> **Written request**
In the listing below, find every line containing "Remote" and copy it out.

○ ○ ○ ○ ○

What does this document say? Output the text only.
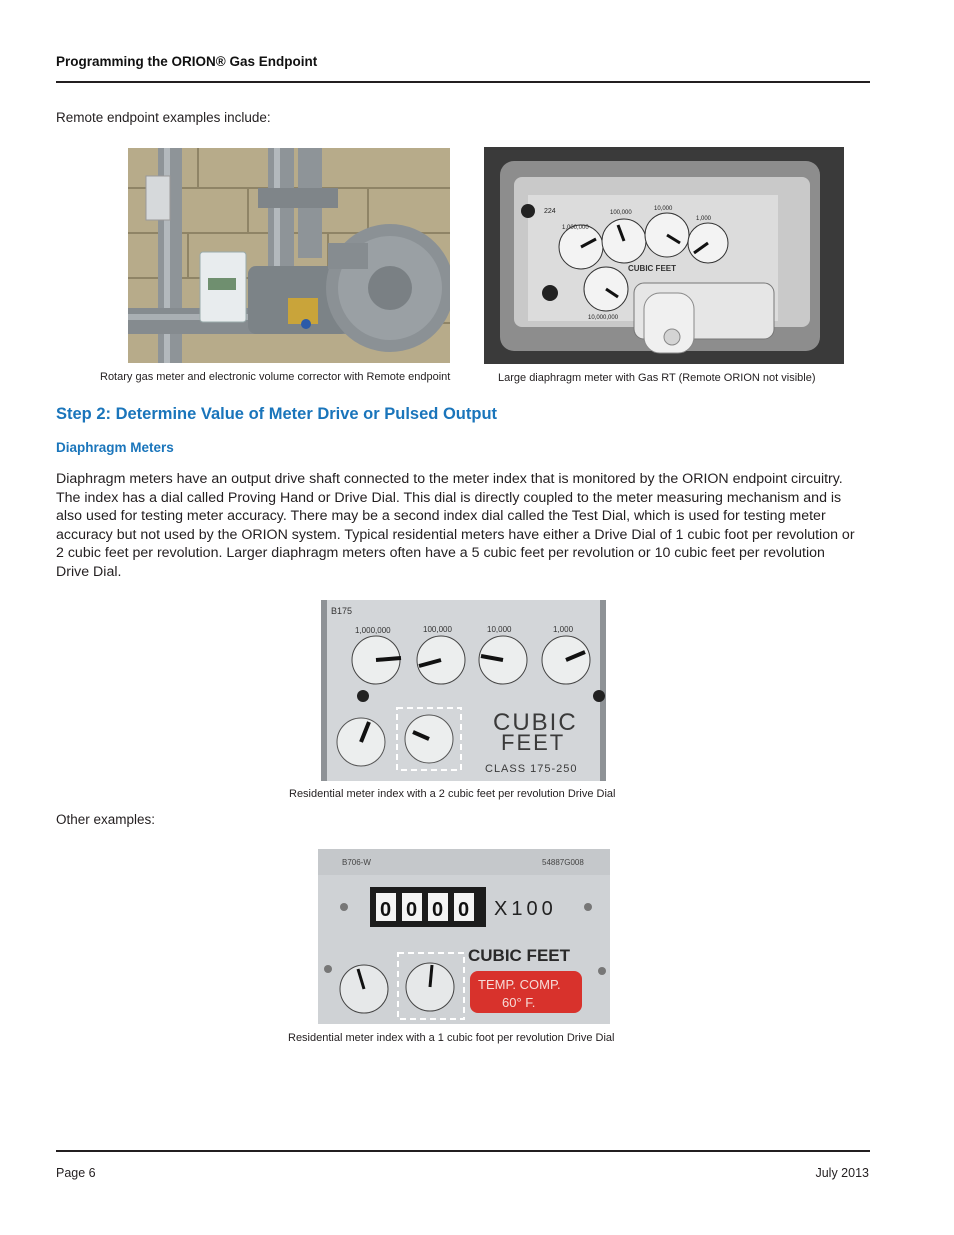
Programming the ORION® Gas Endpoint
Remote endpoint examples include:
Rotary gas meter and electronic volume corrector with Remote endpoint
224
1,000,000
100,000
10,000
1,000
10,000,000
CUBIC FEET
Large diaphragm meter with Gas RT (Remote ORION not visible)
Step 2: Determine Value of Meter Drive or Pulsed Output
Diaphragm Meters
Diaphragm meters have an output drive shaft connected to the meter index that is monitored by the ORION endpoint circuitry. The index has a dial called Proving Hand or Drive Dial. This dial is directly coupled to the meter measuring mechanism and is also used for testing meter accuracy. There may be a second index dial called the Test Dial, which is used for testing meter accuracy but not used by the ORION system. Typical residential meters have either a Drive Dial of 1 cubic foot per revolution or 2 cubic feet per revolution. Larger diaphragm meters often have a 5 cubic feet per revolution or 10 cubic feet per revolution Drive Dial.
B175
1,000,000	100,000	10,000	1,000
CUBIC
FEET
CLASS 175-250
Residential meter index with a 2 cubic feet per revolution Drive Dial
Other examples:
B706-W	54887G008
0 0 0 0 X100
CUBIC FEET
TEMP. COMP.
60° F.
Residential meter index with a 1 cubic foot per revolution Drive Dial
Page 6	July 2013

○ ○ ○ ○ ○

> **Task output**
Remote endpoint examples include:
Rotary gas meter and electronic volume corrector with Remote endpoint
Large diaphragm meter with Gas RT (Remote ORION not visible)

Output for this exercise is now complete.